Material:

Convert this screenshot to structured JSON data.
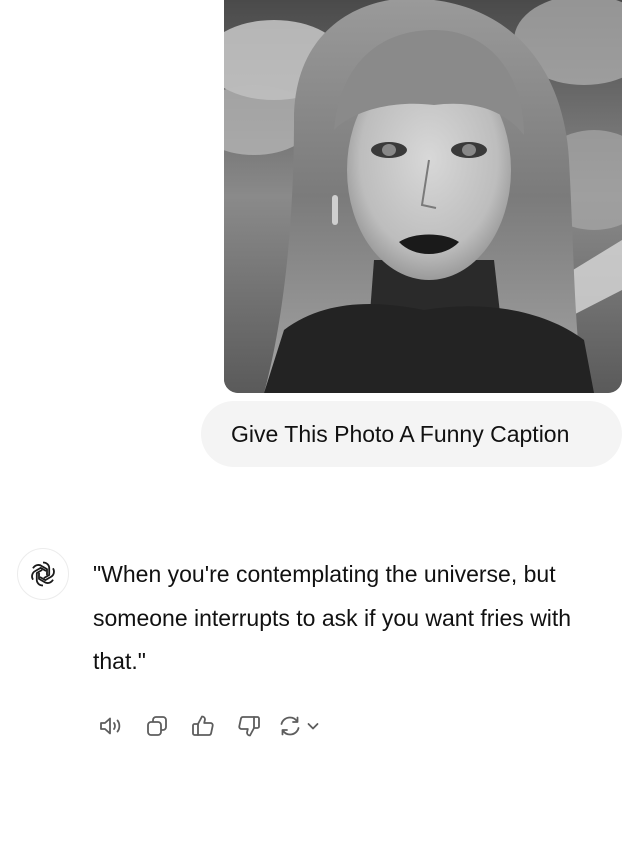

==

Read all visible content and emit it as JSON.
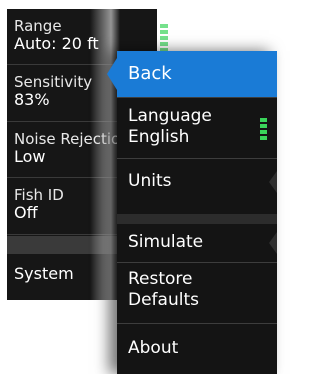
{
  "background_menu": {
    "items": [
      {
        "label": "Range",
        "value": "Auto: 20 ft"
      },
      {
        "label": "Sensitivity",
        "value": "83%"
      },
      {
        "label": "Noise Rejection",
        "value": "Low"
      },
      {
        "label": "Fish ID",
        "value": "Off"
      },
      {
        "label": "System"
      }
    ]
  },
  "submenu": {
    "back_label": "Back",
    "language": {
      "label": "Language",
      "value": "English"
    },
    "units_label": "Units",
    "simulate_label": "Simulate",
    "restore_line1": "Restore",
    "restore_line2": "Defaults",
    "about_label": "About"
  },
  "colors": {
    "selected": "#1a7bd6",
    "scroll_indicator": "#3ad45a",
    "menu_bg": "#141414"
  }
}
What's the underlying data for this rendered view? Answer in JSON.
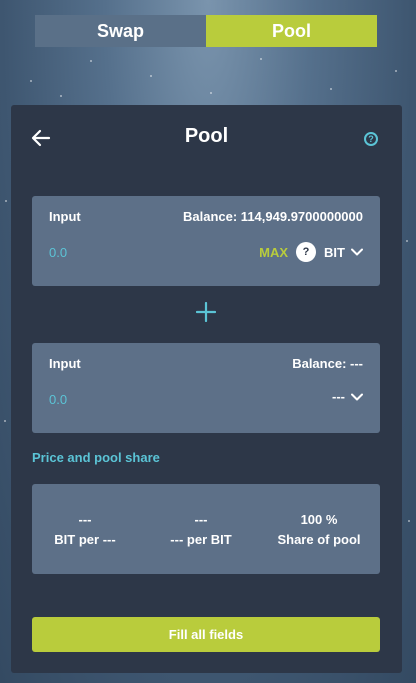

The problem:
Copy, from the material above, each line in which the string "data" occurs.

The output:
Convert this screenshot to structured JSON data.
What's the underlying data for this rendered view? Answer in JSON.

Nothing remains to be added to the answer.